GIVEN TASK:
Your task is to copy every line of this material exactly.

Items from a data source:

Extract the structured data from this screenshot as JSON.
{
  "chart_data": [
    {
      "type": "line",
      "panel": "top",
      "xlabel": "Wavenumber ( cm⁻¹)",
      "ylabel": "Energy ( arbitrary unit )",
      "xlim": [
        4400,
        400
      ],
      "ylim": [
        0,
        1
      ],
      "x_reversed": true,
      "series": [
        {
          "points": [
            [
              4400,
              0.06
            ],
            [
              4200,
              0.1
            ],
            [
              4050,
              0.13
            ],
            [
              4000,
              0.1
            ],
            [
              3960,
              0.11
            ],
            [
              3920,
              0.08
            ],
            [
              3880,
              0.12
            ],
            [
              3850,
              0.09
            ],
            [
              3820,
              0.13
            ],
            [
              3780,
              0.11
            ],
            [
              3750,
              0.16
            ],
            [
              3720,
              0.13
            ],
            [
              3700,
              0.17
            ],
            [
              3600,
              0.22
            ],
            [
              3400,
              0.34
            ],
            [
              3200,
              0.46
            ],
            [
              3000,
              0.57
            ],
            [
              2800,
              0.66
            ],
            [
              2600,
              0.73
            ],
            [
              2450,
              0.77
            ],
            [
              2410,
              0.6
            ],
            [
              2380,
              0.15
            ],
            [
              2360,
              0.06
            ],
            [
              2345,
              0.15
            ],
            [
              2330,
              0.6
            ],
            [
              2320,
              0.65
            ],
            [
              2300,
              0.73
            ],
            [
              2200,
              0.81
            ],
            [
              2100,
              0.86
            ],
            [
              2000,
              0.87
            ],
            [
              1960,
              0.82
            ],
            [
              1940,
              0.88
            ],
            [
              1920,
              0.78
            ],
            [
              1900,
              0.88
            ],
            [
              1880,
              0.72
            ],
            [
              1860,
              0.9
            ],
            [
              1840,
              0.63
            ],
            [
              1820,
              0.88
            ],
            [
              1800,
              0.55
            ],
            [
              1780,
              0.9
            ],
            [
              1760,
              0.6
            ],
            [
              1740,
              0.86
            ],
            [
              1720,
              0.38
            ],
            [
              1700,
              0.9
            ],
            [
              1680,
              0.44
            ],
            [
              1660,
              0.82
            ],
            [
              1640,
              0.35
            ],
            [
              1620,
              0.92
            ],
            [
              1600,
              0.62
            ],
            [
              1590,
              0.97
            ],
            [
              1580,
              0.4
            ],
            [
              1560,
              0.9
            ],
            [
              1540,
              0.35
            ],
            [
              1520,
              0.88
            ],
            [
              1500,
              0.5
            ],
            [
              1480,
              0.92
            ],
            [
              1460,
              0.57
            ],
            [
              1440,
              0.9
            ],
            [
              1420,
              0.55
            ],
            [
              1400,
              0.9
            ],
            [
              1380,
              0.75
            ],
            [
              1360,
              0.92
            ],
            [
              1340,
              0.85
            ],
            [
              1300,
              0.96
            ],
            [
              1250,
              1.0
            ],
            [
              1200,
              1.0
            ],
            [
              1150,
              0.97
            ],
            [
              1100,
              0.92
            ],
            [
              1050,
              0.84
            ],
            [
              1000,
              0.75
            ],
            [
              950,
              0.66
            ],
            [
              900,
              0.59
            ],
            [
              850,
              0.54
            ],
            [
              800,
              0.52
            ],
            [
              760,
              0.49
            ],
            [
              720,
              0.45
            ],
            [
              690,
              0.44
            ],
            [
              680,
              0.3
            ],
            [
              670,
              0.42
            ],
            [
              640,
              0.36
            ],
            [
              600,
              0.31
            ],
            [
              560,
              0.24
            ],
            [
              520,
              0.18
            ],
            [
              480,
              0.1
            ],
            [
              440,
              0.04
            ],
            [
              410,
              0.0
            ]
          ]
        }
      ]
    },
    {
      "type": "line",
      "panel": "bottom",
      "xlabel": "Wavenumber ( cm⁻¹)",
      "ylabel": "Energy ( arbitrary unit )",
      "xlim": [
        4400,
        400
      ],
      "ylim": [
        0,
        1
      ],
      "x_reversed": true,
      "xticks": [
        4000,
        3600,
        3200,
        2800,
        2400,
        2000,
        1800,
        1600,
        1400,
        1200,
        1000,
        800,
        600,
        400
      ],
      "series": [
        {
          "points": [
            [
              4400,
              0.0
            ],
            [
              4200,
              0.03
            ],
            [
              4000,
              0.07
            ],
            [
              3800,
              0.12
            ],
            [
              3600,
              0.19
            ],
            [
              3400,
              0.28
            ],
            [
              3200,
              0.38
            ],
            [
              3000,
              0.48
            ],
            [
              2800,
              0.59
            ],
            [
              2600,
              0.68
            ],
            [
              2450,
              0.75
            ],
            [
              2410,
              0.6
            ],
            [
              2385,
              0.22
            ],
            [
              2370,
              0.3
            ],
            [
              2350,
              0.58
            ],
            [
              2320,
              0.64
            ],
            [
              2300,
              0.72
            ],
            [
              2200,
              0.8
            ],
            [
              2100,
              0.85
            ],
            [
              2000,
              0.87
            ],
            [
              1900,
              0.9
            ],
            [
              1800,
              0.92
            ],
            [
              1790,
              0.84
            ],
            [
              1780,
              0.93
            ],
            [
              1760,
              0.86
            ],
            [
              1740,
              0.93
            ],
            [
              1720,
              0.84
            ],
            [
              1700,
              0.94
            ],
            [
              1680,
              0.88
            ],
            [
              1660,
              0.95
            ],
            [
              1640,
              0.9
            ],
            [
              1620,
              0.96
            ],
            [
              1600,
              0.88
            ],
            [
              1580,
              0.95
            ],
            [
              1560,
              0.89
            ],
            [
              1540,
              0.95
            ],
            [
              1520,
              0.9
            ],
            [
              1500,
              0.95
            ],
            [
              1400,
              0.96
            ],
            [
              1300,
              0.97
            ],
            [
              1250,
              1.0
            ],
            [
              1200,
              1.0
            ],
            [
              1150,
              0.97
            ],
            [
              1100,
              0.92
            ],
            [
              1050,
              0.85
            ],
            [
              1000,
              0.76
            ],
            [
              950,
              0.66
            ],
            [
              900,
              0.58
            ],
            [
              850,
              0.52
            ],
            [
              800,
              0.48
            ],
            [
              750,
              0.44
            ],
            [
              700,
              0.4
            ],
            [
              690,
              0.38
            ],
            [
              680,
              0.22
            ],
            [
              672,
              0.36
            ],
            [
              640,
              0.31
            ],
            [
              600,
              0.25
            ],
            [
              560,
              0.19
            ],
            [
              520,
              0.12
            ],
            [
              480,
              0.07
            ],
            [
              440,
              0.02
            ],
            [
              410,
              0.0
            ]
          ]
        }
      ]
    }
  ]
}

RESPONSE:
Extract the structured data from this screenshot as JSON.
{
  "chart_data": [
    {
      "type": "line",
      "panel": "top",
      "xlabel": "Wavenumber ( cm⁻¹)",
      "ylabel": "Energy ( arbitrary unit )",
      "xlim": [
        4400,
        400
      ],
      "ylim": [
        0,
        1
      ],
      "x_reversed": true,
      "series": [
        {
          "points": [
            [
              4400,
              0.06
            ],
            [
              4200,
              0.1
            ],
            [
              4050,
              0.13
            ],
            [
              4000,
              0.1
            ],
            [
              3960,
              0.11
            ],
            [
              3920,
              0.08
            ],
            [
              3880,
              0.12
            ],
            [
              3850,
              0.09
            ],
            [
              3820,
              0.13
            ],
            [
              3780,
              0.11
            ],
            [
              3750,
              0.16
            ],
            [
              3720,
              0.13
            ],
            [
              3700,
              0.17
            ],
            [
              3600,
              0.22
            ],
            [
              3400,
              0.34
            ],
            [
              3200,
              0.46
            ],
            [
              3000,
              0.57
            ],
            [
              2800,
              0.66
            ],
            [
              2600,
              0.73
            ],
            [
              2450,
              0.77
            ],
            [
              2410,
              0.6
            ],
            [
              2380,
              0.15
            ],
            [
              2360,
              0.06
            ],
            [
              2345,
              0.15
            ],
            [
              2330,
              0.6
            ],
            [
              2320,
              0.65
            ],
            [
              2300,
              0.73
            ],
            [
              2200,
              0.81
            ],
            [
              2100,
              0.86
            ],
            [
              2000,
              0.87
            ],
            [
              1960,
              0.82
            ],
            [
              1940,
              0.88
            ],
            [
              1920,
              0.78
            ],
            [
              1900,
              0.88
            ],
            [
              1880,
              0.72
            ],
            [
              1860,
              0.9
            ],
            [
              1840,
              0.63
            ],
            [
              1820,
              0.88
            ],
            [
              1800,
              0.55
            ],
            [
              1780,
              0.9
            ],
            [
              1760,
              0.6
            ],
            [
              1740,
              0.86
            ],
            [
              1720,
              0.38
            ],
            [
              1700,
              0.9
            ],
            [
              1680,
              0.44
            ],
            [
              1660,
              0.82
            ],
            [
              1640,
              0.35
            ],
            [
              1620,
              0.92
            ],
            [
              1600,
              0.62
            ],
            [
              1590,
              0.97
            ],
            [
              1580,
              0.4
            ],
            [
              1560,
              0.9
            ],
            [
              1540,
              0.35
            ],
            [
              1520,
              0.88
            ],
            [
              1500,
              0.5
            ],
            [
              1480,
              0.92
            ],
            [
              1460,
              0.57
            ],
            [
              1440,
              0.9
            ],
            [
              1420,
              0.55
            ],
            [
              1400,
              0.9
            ],
            [
              1380,
              0.75
            ],
            [
              1360,
              0.92
            ],
            [
              1340,
              0.85
            ],
            [
              1300,
              0.96
            ],
            [
              1250,
              1.0
            ],
            [
              1200,
              1.0
            ],
            [
              1150,
              0.97
            ],
            [
              1100,
              0.92
            ],
            [
              1050,
              0.84
            ],
            [
              1000,
              0.75
            ],
            [
              950,
              0.66
            ],
            [
              900,
              0.59
            ],
            [
              850,
              0.54
            ],
            [
              800,
              0.52
            ],
            [
              760,
              0.49
            ],
            [
              720,
              0.45
            ],
            [
              690,
              0.44
            ],
            [
              680,
              0.3
            ],
            [
              670,
              0.42
            ],
            [
              640,
              0.36
            ],
            [
              600,
              0.31
            ],
            [
              560,
              0.24
            ],
            [
              520,
              0.18
            ],
            [
              480,
              0.1
            ],
            [
              440,
              0.04
            ],
            [
              410,
              0.0
            ]
          ]
        }
      ]
    },
    {
      "type": "line",
      "panel": "bottom",
      "xlabel": "Wavenumber ( cm⁻¹)",
      "ylabel": "Energy ( arbitrary unit )",
      "xlim": [
        4400,
        400
      ],
      "ylim": [
        0,
        1
      ],
      "x_reversed": true,
      "xticks": [
        4000,
        3600,
        3200,
        2800,
        2400,
        2000,
        1800,
        1600,
        1400,
        1200,
        1000,
        800,
        600,
        400
      ],
      "series": [
        {
          "points": [
            [
              4400,
              0.0
            ],
            [
              4200,
              0.03
            ],
            [
              4000,
              0.07
            ],
            [
              3800,
              0.12
            ],
            [
              3600,
              0.19
            ],
            [
              3400,
              0.28
            ],
            [
              3200,
              0.38
            ],
            [
              3000,
              0.48
            ],
            [
              2800,
              0.59
            ],
            [
              2600,
              0.68
            ],
            [
              2450,
              0.75
            ],
            [
              2410,
              0.6
            ],
            [
              2385,
              0.22
            ],
            [
              2370,
              0.3
            ],
            [
              2350,
              0.58
            ],
            [
              2320,
              0.64
            ],
            [
              2300,
              0.72
            ],
            [
              2200,
              0.8
            ],
            [
              2100,
              0.85
            ],
            [
              2000,
              0.87
            ],
            [
              1900,
              0.9
            ],
            [
              1800,
              0.92
            ],
            [
              1790,
              0.84
            ],
            [
              1780,
              0.93
            ],
            [
              1760,
              0.86
            ],
            [
              1740,
              0.93
            ],
            [
              1720,
              0.84
            ],
            [
              1700,
              0.94
            ],
            [
              1680,
              0.88
            ],
            [
              1660,
              0.95
            ],
            [
              1640,
              0.9
            ],
            [
              1620,
              0.96
            ],
            [
              1600,
              0.88
            ],
            [
              1580,
              0.95
            ],
            [
              1560,
              0.89
            ],
            [
              1540,
              0.95
            ],
            [
              1520,
              0.9
            ],
            [
              1500,
              0.95
            ],
            [
              1400,
              0.96
            ],
            [
              1300,
              0.97
            ],
            [
              1250,
              1.0
            ],
            [
              1200,
              1.0
            ],
            [
              1150,
              0.97
            ],
            [
              1100,
              0.92
            ],
            [
              1050,
              0.85
            ],
            [
              1000,
              0.76
            ],
            [
              950,
              0.66
            ],
            [
              900,
              0.58
            ],
            [
              850,
              0.52
            ],
            [
              800,
              0.48
            ],
            [
              750,
              0.44
            ],
            [
              700,
              0.4
            ],
            [
              690,
              0.38
            ],
            [
              680,
              0.22
            ],
            [
              672,
              0.36
            ],
            [
              640,
              0.31
            ],
            [
              600,
              0.25
            ],
            [
              560,
              0.19
            ],
            [
              520,
              0.12
            ],
            [
              480,
              0.07
            ],
            [
              440,
              0.02
            ],
            [
              410,
              0.0
            ]
          ]
        }
      ]
    }
  ]
}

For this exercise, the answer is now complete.